Identify and reproduce every line holding the string "heading".

Collected data
━━━━

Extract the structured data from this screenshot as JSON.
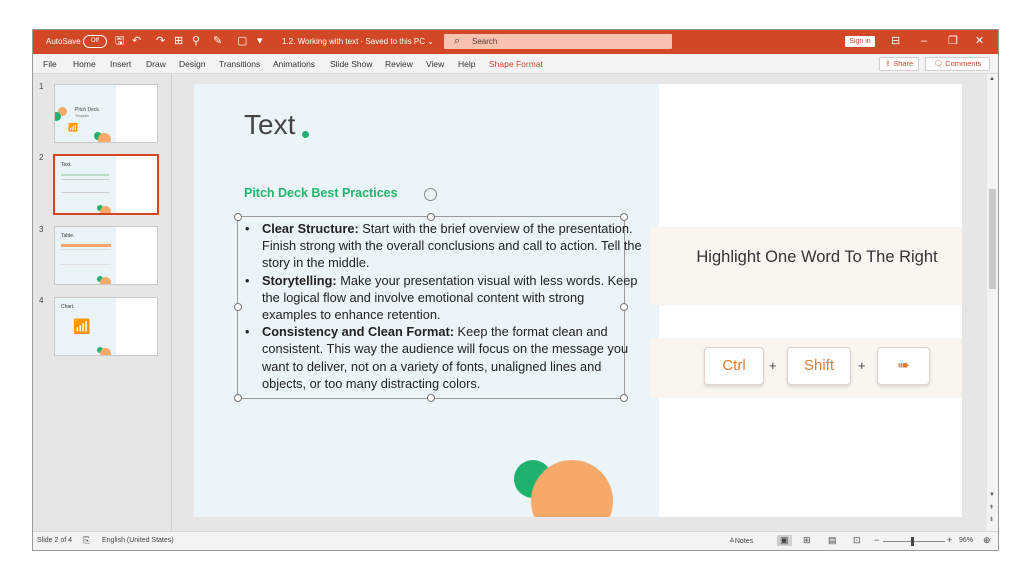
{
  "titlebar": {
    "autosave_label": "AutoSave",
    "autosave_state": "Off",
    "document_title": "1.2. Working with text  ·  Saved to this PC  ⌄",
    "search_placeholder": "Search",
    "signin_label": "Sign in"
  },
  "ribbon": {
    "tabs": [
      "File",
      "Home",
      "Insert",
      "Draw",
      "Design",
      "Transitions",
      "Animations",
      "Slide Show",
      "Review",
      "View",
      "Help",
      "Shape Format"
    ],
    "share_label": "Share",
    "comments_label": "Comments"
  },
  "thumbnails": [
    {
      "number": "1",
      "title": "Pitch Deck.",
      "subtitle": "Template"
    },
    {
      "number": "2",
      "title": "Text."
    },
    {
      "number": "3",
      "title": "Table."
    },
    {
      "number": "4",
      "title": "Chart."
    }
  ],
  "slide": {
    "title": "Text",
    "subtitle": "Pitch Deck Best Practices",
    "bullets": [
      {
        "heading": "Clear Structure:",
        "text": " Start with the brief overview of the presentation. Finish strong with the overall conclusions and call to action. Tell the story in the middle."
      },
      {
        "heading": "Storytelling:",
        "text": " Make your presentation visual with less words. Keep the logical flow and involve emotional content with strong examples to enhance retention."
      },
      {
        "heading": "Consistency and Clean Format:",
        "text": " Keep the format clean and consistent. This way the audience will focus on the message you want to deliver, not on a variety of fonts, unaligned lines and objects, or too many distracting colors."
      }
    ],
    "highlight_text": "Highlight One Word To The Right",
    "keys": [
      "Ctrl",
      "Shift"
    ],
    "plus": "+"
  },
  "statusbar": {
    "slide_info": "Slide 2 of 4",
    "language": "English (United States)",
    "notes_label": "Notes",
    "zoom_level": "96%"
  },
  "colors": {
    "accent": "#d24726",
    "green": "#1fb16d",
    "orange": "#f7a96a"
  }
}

━━━━

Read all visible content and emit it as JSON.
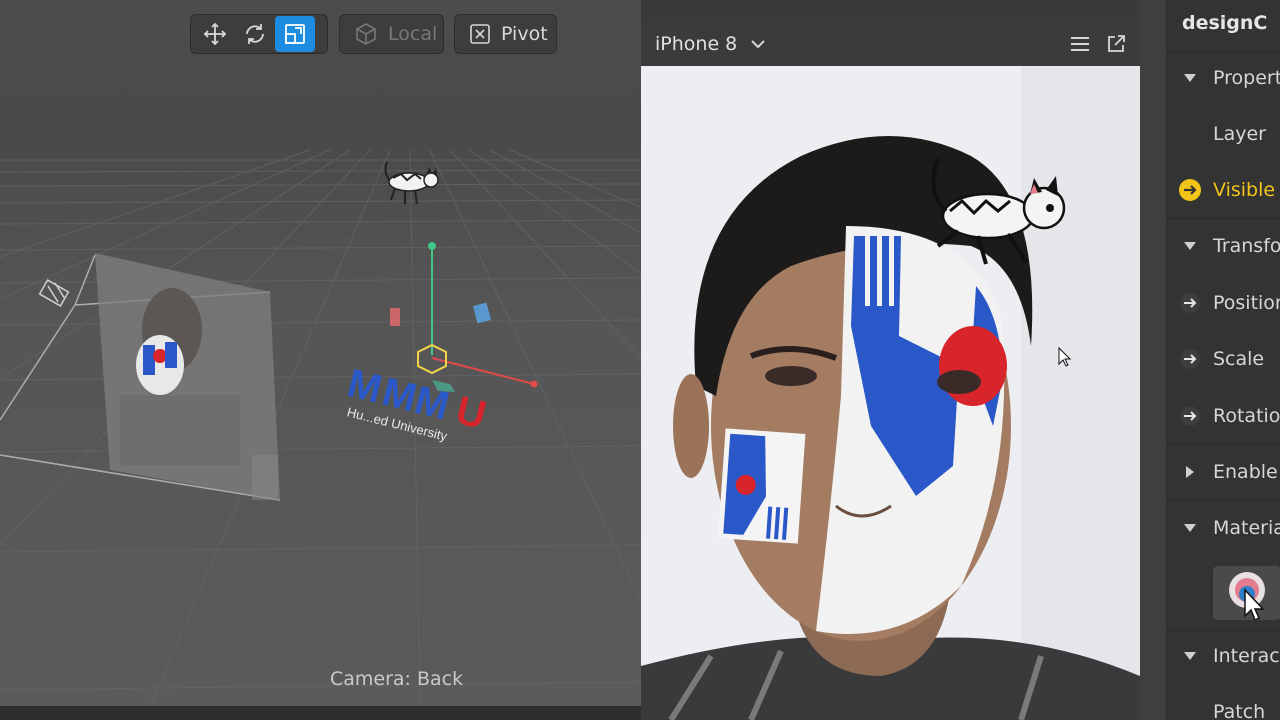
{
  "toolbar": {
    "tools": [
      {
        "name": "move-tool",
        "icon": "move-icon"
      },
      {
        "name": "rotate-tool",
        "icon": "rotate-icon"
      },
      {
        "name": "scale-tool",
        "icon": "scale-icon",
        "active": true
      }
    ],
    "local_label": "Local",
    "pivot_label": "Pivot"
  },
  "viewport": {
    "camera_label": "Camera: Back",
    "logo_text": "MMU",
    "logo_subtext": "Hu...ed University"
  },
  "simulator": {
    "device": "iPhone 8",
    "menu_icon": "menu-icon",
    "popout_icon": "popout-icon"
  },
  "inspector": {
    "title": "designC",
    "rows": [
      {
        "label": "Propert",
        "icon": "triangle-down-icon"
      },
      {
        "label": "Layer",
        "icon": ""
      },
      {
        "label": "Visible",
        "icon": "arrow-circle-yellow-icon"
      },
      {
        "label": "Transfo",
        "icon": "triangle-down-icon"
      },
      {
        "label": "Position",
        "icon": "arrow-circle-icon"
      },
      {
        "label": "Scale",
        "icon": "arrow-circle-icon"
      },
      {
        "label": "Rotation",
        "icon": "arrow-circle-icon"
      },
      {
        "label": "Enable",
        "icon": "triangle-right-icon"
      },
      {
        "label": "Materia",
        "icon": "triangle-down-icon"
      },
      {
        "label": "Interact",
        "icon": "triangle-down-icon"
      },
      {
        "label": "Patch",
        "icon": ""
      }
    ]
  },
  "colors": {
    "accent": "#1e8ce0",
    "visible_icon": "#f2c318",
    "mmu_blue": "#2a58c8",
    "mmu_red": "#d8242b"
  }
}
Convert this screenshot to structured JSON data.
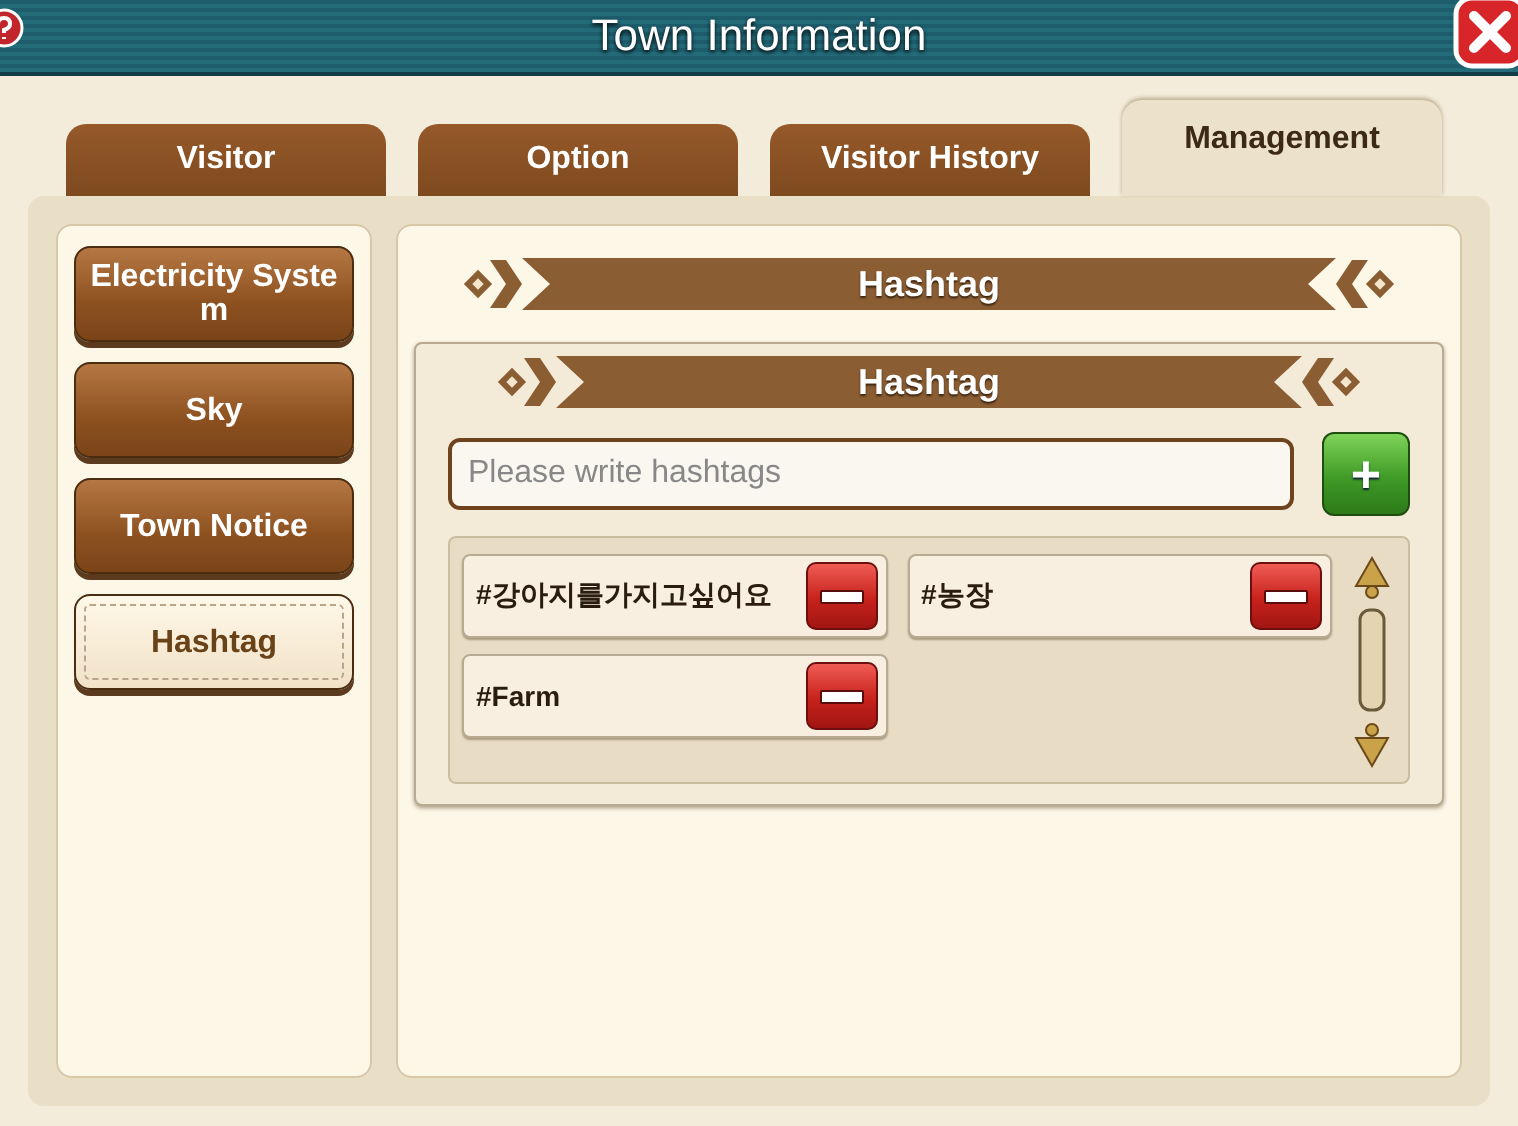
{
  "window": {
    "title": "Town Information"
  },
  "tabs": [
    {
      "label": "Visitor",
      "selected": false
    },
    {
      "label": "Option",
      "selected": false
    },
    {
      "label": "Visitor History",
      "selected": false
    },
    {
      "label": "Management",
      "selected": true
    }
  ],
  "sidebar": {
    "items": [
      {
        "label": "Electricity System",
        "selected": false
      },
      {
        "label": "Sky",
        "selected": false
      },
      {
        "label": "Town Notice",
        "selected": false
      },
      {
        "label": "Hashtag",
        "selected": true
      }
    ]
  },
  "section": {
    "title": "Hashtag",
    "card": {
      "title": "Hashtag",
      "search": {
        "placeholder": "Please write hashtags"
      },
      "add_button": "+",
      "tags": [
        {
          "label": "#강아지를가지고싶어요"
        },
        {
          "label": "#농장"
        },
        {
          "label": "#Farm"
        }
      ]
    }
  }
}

━━━━

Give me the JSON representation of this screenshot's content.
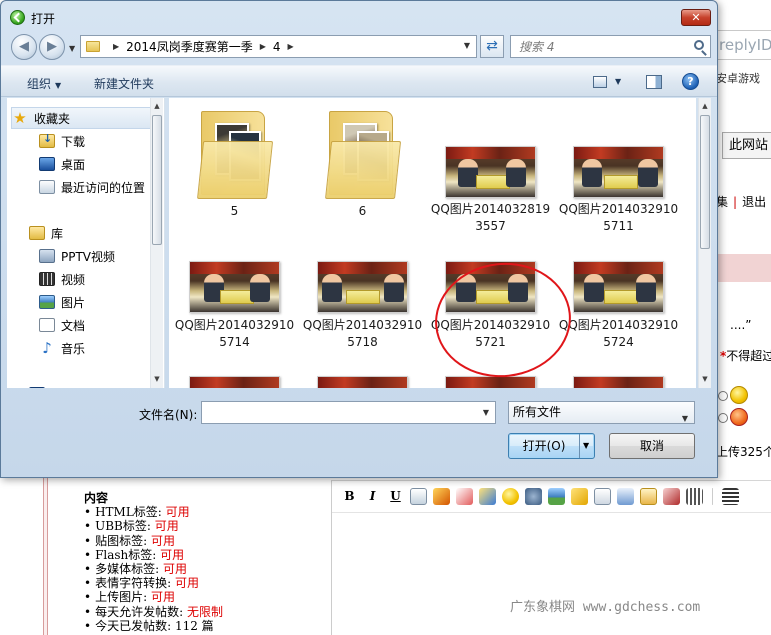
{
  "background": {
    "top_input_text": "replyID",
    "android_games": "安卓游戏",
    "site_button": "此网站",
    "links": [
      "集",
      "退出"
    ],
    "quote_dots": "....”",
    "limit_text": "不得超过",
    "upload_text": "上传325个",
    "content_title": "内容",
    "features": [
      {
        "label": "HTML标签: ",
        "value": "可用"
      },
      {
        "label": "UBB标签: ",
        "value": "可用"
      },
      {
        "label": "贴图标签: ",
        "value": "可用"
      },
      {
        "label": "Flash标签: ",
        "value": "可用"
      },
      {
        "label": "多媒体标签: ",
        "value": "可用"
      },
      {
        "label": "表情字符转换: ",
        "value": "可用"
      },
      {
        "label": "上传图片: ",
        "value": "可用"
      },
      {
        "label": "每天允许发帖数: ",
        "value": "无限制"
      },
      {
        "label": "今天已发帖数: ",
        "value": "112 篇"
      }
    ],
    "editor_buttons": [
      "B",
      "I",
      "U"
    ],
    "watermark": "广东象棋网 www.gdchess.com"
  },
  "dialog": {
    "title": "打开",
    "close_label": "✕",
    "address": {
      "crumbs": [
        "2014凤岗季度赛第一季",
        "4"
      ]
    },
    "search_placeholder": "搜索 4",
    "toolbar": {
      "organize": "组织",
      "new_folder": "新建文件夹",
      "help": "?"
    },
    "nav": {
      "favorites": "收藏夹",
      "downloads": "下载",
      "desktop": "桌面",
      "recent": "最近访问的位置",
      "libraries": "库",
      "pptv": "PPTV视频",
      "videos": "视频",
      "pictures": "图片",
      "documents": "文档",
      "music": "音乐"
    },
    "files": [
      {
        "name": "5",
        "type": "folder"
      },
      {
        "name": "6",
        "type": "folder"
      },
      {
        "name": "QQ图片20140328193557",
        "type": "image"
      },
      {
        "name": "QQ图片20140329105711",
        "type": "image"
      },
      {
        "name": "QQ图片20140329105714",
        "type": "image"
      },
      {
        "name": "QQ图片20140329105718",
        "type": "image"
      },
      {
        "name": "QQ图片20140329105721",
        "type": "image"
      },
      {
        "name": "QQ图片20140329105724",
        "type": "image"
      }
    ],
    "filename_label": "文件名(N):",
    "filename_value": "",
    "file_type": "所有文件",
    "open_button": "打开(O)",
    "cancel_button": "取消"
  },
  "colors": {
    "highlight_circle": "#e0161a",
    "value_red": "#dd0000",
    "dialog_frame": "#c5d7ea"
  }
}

━━━━

→ **Response below**:
        "heading": "Clear Structure:",
        "heading": "Storytelling:",
        "heading": "Consistency and Clean Format:",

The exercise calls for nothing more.